Stored data
════════
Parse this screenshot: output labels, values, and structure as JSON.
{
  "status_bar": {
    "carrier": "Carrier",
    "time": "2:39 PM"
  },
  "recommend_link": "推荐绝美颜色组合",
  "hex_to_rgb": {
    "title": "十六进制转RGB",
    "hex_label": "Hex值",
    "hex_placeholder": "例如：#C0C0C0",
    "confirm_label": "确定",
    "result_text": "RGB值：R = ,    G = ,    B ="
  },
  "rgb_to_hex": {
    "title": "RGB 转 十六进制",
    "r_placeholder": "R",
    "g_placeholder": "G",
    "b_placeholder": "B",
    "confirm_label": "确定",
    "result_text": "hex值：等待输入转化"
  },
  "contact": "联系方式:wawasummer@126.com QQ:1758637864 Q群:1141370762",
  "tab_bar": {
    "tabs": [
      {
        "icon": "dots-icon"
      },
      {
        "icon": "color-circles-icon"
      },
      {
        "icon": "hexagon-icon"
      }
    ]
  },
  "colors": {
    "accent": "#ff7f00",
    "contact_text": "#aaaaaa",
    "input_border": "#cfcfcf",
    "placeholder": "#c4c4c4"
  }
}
════════
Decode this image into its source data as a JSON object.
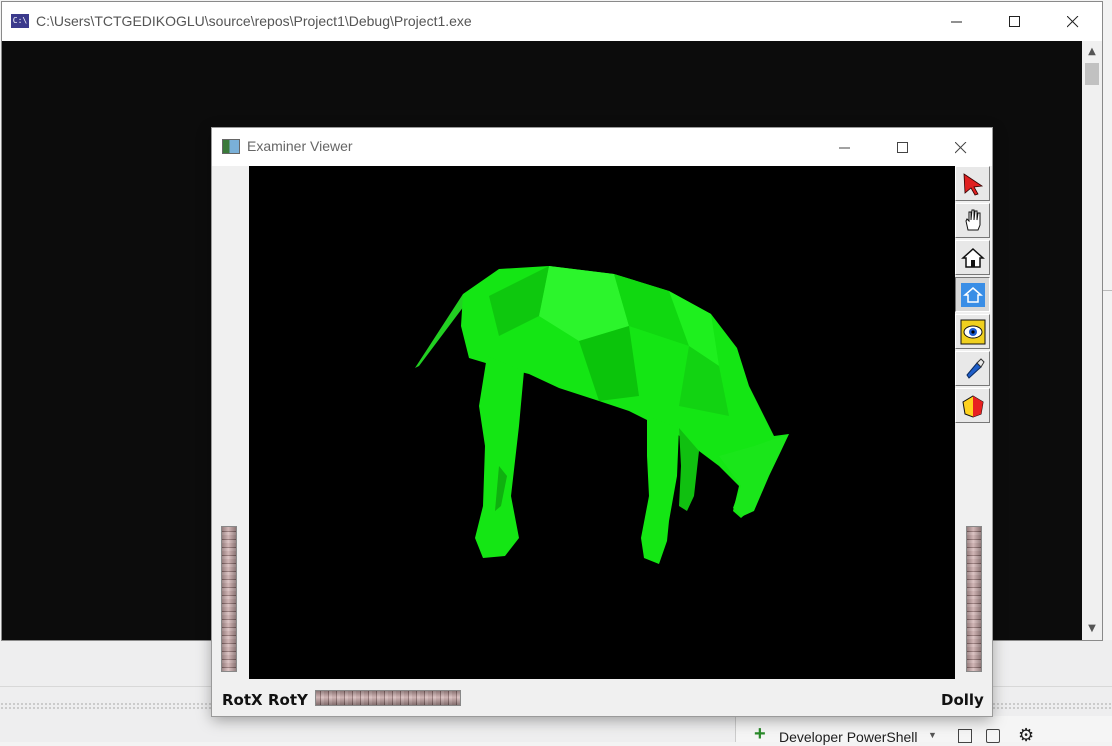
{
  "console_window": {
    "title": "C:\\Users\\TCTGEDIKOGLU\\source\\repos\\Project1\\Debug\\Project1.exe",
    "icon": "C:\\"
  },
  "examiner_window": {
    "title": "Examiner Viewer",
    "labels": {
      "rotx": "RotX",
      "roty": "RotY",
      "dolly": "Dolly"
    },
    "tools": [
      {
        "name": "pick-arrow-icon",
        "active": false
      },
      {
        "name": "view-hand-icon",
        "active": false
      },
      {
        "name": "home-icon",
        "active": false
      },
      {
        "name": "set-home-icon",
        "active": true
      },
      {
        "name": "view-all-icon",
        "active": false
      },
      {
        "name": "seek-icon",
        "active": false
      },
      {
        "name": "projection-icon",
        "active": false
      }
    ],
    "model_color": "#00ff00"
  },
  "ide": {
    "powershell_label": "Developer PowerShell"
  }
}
════════
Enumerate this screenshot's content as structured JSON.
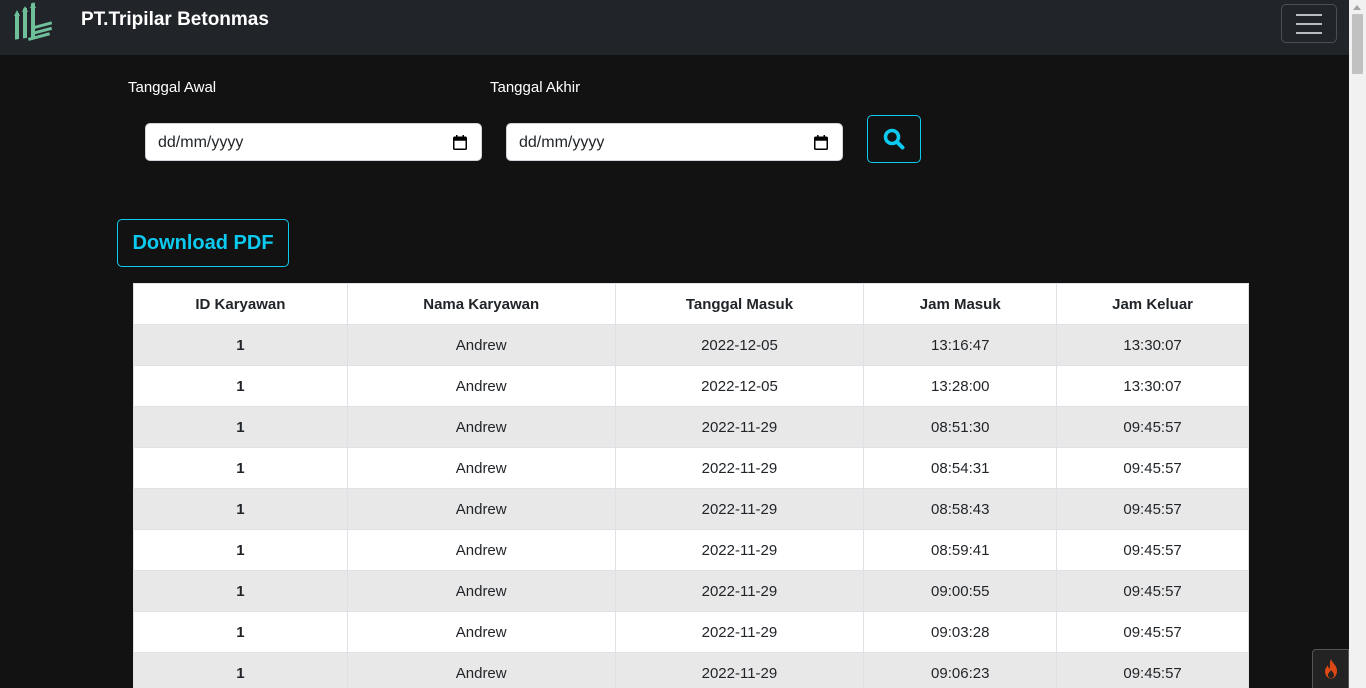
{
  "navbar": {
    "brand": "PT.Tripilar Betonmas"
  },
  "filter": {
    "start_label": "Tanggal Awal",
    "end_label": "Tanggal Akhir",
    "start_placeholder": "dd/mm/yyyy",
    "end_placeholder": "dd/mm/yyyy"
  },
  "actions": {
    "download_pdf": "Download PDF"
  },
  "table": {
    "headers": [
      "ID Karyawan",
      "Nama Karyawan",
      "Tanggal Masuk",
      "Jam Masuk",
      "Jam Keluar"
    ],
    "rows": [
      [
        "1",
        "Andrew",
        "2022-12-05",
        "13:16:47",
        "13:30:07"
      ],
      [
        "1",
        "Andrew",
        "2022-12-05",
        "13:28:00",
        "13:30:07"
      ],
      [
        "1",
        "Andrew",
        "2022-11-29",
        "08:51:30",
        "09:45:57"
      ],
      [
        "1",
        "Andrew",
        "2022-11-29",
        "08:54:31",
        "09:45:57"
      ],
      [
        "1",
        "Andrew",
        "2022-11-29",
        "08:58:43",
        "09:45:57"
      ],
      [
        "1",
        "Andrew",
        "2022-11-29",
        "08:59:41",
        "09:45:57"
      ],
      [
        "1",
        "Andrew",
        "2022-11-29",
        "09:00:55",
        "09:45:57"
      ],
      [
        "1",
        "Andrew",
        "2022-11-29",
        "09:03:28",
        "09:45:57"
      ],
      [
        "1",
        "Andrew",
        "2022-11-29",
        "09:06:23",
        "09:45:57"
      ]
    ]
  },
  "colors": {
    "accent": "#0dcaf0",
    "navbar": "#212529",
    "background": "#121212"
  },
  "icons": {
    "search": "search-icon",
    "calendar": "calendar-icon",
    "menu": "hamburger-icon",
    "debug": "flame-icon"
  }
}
════════
**Directive:**
Find every line above that contains the word "yyyy", and return each one.

**Worked answer:**
    "start_placeholder": "dd/mm/yyyy",
    "end_placeholder": "dd/mm/yyyy"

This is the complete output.